(Collection entries)

* begin *

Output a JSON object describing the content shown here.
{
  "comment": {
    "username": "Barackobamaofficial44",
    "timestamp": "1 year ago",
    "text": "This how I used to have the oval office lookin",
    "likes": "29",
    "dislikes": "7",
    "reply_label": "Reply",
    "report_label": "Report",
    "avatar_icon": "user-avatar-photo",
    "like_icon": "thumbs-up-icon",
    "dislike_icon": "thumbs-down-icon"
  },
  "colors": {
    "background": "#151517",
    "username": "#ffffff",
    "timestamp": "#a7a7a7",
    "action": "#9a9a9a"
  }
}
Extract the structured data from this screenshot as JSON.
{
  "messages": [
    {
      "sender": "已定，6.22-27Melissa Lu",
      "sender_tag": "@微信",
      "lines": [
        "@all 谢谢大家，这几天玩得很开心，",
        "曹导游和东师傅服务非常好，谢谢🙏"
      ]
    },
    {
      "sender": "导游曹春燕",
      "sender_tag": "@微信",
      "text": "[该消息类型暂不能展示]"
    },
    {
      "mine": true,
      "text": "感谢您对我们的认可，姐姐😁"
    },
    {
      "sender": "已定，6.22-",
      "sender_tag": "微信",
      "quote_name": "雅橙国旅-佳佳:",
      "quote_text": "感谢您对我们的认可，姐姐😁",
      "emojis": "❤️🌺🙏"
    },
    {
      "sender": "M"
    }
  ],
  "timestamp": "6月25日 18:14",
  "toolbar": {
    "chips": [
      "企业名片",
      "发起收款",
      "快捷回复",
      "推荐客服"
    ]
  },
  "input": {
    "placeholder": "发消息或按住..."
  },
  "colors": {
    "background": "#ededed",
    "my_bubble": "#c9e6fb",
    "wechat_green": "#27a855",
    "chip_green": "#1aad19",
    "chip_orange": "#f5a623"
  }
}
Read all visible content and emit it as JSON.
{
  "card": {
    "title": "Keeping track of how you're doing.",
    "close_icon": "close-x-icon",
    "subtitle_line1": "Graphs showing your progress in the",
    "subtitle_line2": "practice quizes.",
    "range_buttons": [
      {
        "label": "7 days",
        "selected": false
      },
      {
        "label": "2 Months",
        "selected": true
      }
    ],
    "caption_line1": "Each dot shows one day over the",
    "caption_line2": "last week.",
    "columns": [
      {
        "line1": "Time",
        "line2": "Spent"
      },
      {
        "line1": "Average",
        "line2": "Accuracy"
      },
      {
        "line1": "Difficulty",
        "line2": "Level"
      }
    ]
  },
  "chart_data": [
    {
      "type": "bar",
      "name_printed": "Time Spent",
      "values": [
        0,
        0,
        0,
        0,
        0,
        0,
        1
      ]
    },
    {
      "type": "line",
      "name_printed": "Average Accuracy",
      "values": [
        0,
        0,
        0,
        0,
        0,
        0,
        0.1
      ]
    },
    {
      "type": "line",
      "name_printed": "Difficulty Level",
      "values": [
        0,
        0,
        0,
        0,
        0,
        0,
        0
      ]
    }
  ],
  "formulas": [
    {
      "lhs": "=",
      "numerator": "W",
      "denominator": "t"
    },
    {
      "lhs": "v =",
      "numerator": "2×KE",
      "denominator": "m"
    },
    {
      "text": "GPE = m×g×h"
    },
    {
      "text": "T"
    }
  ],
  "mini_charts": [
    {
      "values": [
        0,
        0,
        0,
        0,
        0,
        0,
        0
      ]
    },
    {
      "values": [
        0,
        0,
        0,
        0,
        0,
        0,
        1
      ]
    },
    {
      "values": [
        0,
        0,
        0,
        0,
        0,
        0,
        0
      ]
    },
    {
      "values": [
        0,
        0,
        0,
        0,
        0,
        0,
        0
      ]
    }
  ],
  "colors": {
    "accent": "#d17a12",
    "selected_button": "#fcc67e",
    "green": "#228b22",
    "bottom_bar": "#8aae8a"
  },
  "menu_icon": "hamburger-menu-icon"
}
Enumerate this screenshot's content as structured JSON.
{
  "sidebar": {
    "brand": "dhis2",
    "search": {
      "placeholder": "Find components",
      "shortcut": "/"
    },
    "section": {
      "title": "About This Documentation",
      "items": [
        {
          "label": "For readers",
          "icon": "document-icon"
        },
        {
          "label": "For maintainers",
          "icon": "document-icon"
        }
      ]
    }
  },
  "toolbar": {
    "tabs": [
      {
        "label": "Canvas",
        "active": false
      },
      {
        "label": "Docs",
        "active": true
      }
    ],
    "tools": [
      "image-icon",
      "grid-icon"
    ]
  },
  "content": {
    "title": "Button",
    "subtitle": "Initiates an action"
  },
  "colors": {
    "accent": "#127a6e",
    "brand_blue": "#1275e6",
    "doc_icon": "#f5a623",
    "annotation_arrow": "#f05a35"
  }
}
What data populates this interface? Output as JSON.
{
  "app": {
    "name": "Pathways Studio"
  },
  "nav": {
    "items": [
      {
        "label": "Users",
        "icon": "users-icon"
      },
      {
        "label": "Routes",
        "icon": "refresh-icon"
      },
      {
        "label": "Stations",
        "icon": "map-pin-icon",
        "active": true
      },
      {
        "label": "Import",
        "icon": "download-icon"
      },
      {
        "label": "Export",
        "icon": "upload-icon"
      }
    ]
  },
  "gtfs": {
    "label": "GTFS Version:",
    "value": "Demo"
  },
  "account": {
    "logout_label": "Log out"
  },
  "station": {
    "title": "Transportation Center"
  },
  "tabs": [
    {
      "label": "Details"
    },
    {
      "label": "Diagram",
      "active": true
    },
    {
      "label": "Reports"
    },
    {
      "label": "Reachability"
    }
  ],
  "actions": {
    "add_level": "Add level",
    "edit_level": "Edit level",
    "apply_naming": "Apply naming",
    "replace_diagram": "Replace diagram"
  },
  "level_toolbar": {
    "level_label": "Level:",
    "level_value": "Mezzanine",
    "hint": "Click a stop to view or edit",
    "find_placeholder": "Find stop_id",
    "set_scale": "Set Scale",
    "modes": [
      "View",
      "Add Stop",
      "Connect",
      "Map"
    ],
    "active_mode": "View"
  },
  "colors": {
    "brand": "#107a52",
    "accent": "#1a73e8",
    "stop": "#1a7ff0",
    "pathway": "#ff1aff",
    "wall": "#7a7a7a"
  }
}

* end *

* _Task prompt_: Take the data above and return it exactly.

* _Full response_:
Output a JSON object describing the content shown here.
{
  "comment": {
    "username": "Barackobamaofficial44",
    "timestamp": "1 year ago",
    "text": "This how I used to have the oval office lookin",
    "likes": "29",
    "dislikes": "7",
    "reply_label": "Reply",
    "report_label": "Report",
    "avatar_icon": "user-avatar-photo",
    "like_icon": "thumbs-up-icon",
    "dislike_icon": "thumbs-down-icon"
  },
  "colors": {
    "background": "#151517",
    "username": "#ffffff",
    "timestamp": "#a7a7a7",
    "action": "#9a9a9a"
  }
}
Extract the structured data from this screenshot as JSON.
{
  "messages": [
    {
      "sender": "已定，6.22-27Melissa Lu",
      "sender_tag": "@微信",
      "lines": [
        "@all 谢谢大家，这几天玩得很开心，",
        "曹导游和东师傅服务非常好，谢谢🙏"
      ]
    },
    {
      "sender": "导游曹春燕",
      "sender_tag": "@微信",
      "text": "[该消息类型暂不能展示]"
    },
    {
      "mine": true,
      "text": "感谢您对我们的认可，姐姐😁"
    },
    {
      "sender": "已定，6.22-",
      "sender_tag": "微信",
      "quote_name": "雅橙国旅-佳佳:",
      "quote_text": "感谢您对我们的认可，姐姐😁",
      "emojis": "❤️🌺🙏"
    },
    {
      "sender": "M"
    }
  ],
  "timestamp": "6月25日 18:14",
  "toolbar": {
    "chips": [
      "企业名片",
      "发起收款",
      "快捷回复",
      "推荐客服"
    ]
  },
  "input": {
    "placeholder": "发消息或按住..."
  },
  "colors": {
    "background": "#ededed",
    "my_bubble": "#c9e6fb",
    "wechat_green": "#27a855",
    "chip_green": "#1aad19",
    "chip_orange": "#f5a623"
  }
}
Read all visible content and emit it as JSON.
{
  "card": {
    "title": "Keeping track of how you're doing.",
    "close_icon": "close-x-icon",
    "subtitle_line1": "Graphs showing your progress in the",
    "subtitle_line2": "practice quizes.",
    "range_buttons": [
      {
        "label": "7 days",
        "selected": false
      },
      {
        "label": "2 Months",
        "selected": true
      }
    ],
    "caption_line1": "Each dot shows one day over the",
    "caption_line2": "last week.",
    "columns": [
      {
        "line1": "Time",
        "line2": "Spent"
      },
      {
        "line1": "Average",
        "line2": "Accuracy"
      },
      {
        "line1": "Difficulty",
        "line2": "Level"
      }
    ]
  },
  "chart_data": [
    {
      "type": "bar",
      "name_printed": "Time Spent",
      "values": [
        0,
        0,
        0,
        0,
        0,
        0,
        1
      ]
    },
    {
      "type": "line",
      "name_printed": "Average Accuracy",
      "values": [
        0,
        0,
        0,
        0,
        0,
        0,
        0.1
      ]
    },
    {
      "type": "line",
      "name_printed": "Difficulty Level",
      "values": [
        0,
        0,
        0,
        0,
        0,
        0,
        0
      ]
    }
  ],
  "formulas": [
    {
      "lhs": "=",
      "numerator": "W",
      "denominator": "t"
    },
    {
      "lhs": "v =",
      "numerator": "2×KE",
      "denominator": "m"
    },
    {
      "text": "GPE = m×g×h"
    },
    {
      "text": "T"
    }
  ],
  "mini_charts": [
    {
      "values": [
        0,
        0,
        0,
        0,
        0,
        0,
        0
      ]
    },
    {
      "values": [
        0,
        0,
        0,
        0,
        0,
        0,
        1
      ]
    },
    {
      "values": [
        0,
        0,
        0,
        0,
        0,
        0,
        0
      ]
    },
    {
      "values": [
        0,
        0,
        0,
        0,
        0,
        0,
        0
      ]
    }
  ],
  "colors": {
    "accent": "#d17a12",
    "selected_button": "#fcc67e",
    "green": "#228b22",
    "bottom_bar": "#8aae8a"
  },
  "menu_icon": "hamburger-menu-icon"
}
Enumerate this screenshot's content as structured JSON.
{
  "sidebar": {
    "brand": "dhis2",
    "search": {
      "placeholder": "Find components",
      "shortcut": "/"
    },
    "section": {
      "title": "About This Documentation",
      "items": [
        {
          "label": "For readers",
          "icon": "document-icon"
        },
        {
          "label": "For maintainers",
          "icon": "document-icon"
        }
      ]
    }
  },
  "toolbar": {
    "tabs": [
      {
        "label": "Canvas",
        "active": false
      },
      {
        "label": "Docs",
        "active": true
      }
    ],
    "tools": [
      "image-icon",
      "grid-icon"
    ]
  },
  "content": {
    "title": "Button",
    "subtitle": "Initiates an action"
  },
  "colors": {
    "accent": "#127a6e",
    "brand_blue": "#1275e6",
    "doc_icon": "#f5a623",
    "annotation_arrow": "#f05a35"
  }
}
What data populates this interface? Output as JSON.
{
  "app": {
    "name": "Pathways Studio"
  },
  "nav": {
    "items": [
      {
        "label": "Users",
        "icon": "users-icon"
      },
      {
        "label": "Routes",
        "icon": "refresh-icon"
      },
      {
        "label": "Stations",
        "icon": "map-pin-icon",
        "active": true
      },
      {
        "label": "Import",
        "icon": "download-icon"
      },
      {
        "label": "Export",
        "icon": "upload-icon"
      }
    ]
  },
  "gtfs": {
    "label": "GTFS Version:",
    "value": "Demo"
  },
  "account": {
    "logout_label": "Log out"
  },
  "station": {
    "title": "Transportation Center"
  },
  "tabs": [
    {
      "label": "Details"
    },
    {
      "label": "Diagram",
      "active": true
    },
    {
      "label": "Reports"
    },
    {
      "label": "Reachability"
    }
  ],
  "actions": {
    "add_level": "Add level",
    "edit_level": "Edit level",
    "apply_naming": "Apply naming",
    "replace_diagram": "Replace diagram"
  },
  "level_toolbar": {
    "level_label": "Level:",
    "level_value": "Mezzanine",
    "hint": "Click a stop to view or edit",
    "find_placeholder": "Find stop_id",
    "set_scale": "Set Scale",
    "modes": [
      "View",
      "Add Stop",
      "Connect",
      "Map"
    ],
    "active_mode": "View"
  },
  "colors": {
    "brand": "#107a52",
    "accent": "#1a73e8",
    "stop": "#1a7ff0",
    "pathway": "#ff1aff",
    "wall": "#7a7a7a"
  }
}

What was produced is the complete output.